Saved entries
++++++++++

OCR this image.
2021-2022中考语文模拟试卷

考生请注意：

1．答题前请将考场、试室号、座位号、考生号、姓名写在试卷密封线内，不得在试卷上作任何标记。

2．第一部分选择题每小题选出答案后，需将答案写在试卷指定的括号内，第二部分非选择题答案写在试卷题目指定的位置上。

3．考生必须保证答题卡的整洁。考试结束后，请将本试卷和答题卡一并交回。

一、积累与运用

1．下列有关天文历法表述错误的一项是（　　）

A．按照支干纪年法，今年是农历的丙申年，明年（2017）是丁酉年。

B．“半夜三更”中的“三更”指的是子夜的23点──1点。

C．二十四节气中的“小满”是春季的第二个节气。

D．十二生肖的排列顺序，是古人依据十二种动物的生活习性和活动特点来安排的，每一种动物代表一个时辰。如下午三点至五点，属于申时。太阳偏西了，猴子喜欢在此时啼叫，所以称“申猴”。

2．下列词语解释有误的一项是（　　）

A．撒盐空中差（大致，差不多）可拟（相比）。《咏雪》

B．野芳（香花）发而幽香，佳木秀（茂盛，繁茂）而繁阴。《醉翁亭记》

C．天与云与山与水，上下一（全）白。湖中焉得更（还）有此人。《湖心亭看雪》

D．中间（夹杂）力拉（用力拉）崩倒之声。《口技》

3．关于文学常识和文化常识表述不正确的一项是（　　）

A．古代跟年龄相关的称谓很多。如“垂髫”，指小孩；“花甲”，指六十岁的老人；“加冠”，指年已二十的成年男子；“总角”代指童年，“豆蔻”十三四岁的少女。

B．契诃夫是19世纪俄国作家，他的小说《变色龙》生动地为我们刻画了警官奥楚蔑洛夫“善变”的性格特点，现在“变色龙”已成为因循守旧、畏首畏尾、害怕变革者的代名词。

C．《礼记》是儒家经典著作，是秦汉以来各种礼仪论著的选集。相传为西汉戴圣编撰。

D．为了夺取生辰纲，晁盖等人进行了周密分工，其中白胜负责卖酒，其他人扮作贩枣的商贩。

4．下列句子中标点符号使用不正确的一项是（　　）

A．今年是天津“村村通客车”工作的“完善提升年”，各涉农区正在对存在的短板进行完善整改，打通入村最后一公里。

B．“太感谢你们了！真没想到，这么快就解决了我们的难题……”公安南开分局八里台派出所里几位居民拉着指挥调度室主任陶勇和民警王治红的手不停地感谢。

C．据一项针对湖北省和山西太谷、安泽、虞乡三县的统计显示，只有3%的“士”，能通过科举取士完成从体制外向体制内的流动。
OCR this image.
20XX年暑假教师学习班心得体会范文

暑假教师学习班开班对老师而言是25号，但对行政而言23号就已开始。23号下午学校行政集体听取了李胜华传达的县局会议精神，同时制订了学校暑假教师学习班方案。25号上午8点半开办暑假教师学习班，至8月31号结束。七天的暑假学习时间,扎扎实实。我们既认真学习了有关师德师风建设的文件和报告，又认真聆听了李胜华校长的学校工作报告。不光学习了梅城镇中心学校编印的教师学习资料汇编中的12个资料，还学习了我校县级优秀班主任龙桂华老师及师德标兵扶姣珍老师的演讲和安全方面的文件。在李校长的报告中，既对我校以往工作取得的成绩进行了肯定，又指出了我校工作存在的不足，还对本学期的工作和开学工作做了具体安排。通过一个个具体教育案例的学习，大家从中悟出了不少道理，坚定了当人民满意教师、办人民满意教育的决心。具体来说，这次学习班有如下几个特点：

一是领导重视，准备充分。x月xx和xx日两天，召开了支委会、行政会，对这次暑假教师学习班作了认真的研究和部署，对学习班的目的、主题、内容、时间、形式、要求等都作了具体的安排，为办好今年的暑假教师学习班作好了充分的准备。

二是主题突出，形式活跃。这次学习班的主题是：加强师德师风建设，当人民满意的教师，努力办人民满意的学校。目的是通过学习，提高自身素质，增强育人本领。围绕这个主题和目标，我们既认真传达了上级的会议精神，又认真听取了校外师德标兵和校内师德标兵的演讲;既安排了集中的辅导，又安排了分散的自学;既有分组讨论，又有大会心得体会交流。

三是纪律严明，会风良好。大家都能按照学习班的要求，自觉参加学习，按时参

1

++++++++++

### GIVEN TASK
Transcribe each record exactly. Leave nothing out.

### RESULT FOR THIS TASK
OCR this image.
2021-2022中考语文模拟试卷

考生请注意：

1．答题前请将考场、试室号、座位号、考生号、姓名写在试卷密封线内，不得在试卷上作任何标记。

2．第一部分选择题每小题选出答案后，需将答案写在试卷指定的括号内，第二部分非选择题答案写在试卷题目指定的位置上。

3．考生必须保证答题卡的整洁。考试结束后，请将本试卷和答题卡一并交回。

一、积累与运用

1．下列有关天文历法表述错误的一项是（　　）

A．按照支干纪年法，今年是农历的丙申年，明年（2017）是丁酉年。

B．“半夜三更”中的“三更”指的是子夜的23点──1点。

C．二十四节气中的“小满”是春季的第二个节气。

D．十二生肖的排列顺序，是古人依据十二种动物的生活习性和活动特点来安排的，每一种动物代表一个时辰。如下午三点至五点，属于申时。太阳偏西了，猴子喜欢在此时啼叫，所以称“申猴”。

2．下列词语解释有误的一项是（　　）

A．撒盐空中差（大致，差不多）可拟（相比）。《咏雪》

B．野芳（香花）发而幽香，佳木秀（茂盛，繁茂）而繁阴。《醉翁亭记》

C．天与云与山与水，上下一（全）白。湖中焉得更（还）有此人。《湖心亭看雪》

D．中间（夹杂）力拉（用力拉）崩倒之声。《口技》

3．关于文学常识和文化常识表述不正确的一项是（　　）

A．古代跟年龄相关的称谓很多。如“垂髫”，指小孩；“花甲”，指六十岁的老人；“加冠”，指年已二十的成年男子；“总角”代指童年，“豆蔻”十三四岁的少女。

B．契诃夫是19世纪俄国作家，他的小说《变色龙》生动地为我们刻画了警官奥楚蔑洛夫“善变”的性格特点，现在“变色龙”已成为因循守旧、畏首畏尾、害怕变革者的代名词。

C．《礼记》是儒家经典著作，是秦汉以来各种礼仪论著的选集。相传为西汉戴圣编撰。

D．为了夺取生辰纲，晁盖等人进行了周密分工，其中白胜负责卖酒，其他人扮作贩枣的商贩。

4．下列句子中标点符号使用不正确的一项是（　　）

A．今年是天津“村村通客车”工作的“完善提升年”，各涉农区正在对存在的短板进行完善整改，打通入村最后一公里。

B．“太感谢你们了！真没想到，这么快就解决了我们的难题……”公安南开分局八里台派出所里几位居民拉着指挥调度室主任陶勇和民警王治红的手不停地感谢。

C．据一项针对湖北省和山西太谷、安泽、虞乡三县的统计显示，只有3%的“士”，能通过科举取士完成从体制外向体制内的流动。
OCR this image.
20XX年暑假教师学习班心得体会范文

暑假教师学习班开班对老师而言是25号，但对行政而言23号就已开始。23号下午学校行政集体听取了李胜华传达的县局会议精神，同时制订了学校暑假教师学习班方案。25号上午8点半开办暑假教师学习班，至8月31号结束。七天的暑假学习时间,扎扎实实。我们既认真学习了有关师德师风建设的文件和报告，又认真聆听了李胜华校长的学校工作报告。不光学习了梅城镇中心学校编印的教师学习资料汇编中的12个资料，还学习了我校县级优秀班主任龙桂华老师及师德标兵扶姣珍老师的演讲和安全方面的文件。在李校长的报告中，既对我校以往工作取得的成绩进行了肯定，又指出了我校工作存在的不足，还对本学期的工作和开学工作做了具体安排。通过一个个具体教育案例的学习，大家从中悟出了不少道理，坚定了当人民满意教师、办人民满意教育的决心。具体来说，这次学习班有如下几个特点：

一是领导重视，准备充分。x月xx和xx日两天，召开了支委会、行政会，对这次暑假教师学习班作了认真的研究和部署，对学习班的目的、主题、内容、时间、形式、要求等都作了具体的安排，为办好今年的暑假教师学习班作好了充分的准备。

二是主题突出，形式活跃。这次学习班的主题是：加强师德师风建设，当人民满意的教师，努力办人民满意的学校。目的是通过学习，提高自身素质，增强育人本领。围绕这个主题和目标，我们既认真传达了上级的会议精神，又认真听取了校外师德标兵和校内师德标兵的演讲;既安排了集中的辅导，又安排了分散的自学;既有分组讨论，又有大会心得体会交流。

三是纪律严明，会风良好。大家都能按照学习班的要求，自觉参加学习，按时参

1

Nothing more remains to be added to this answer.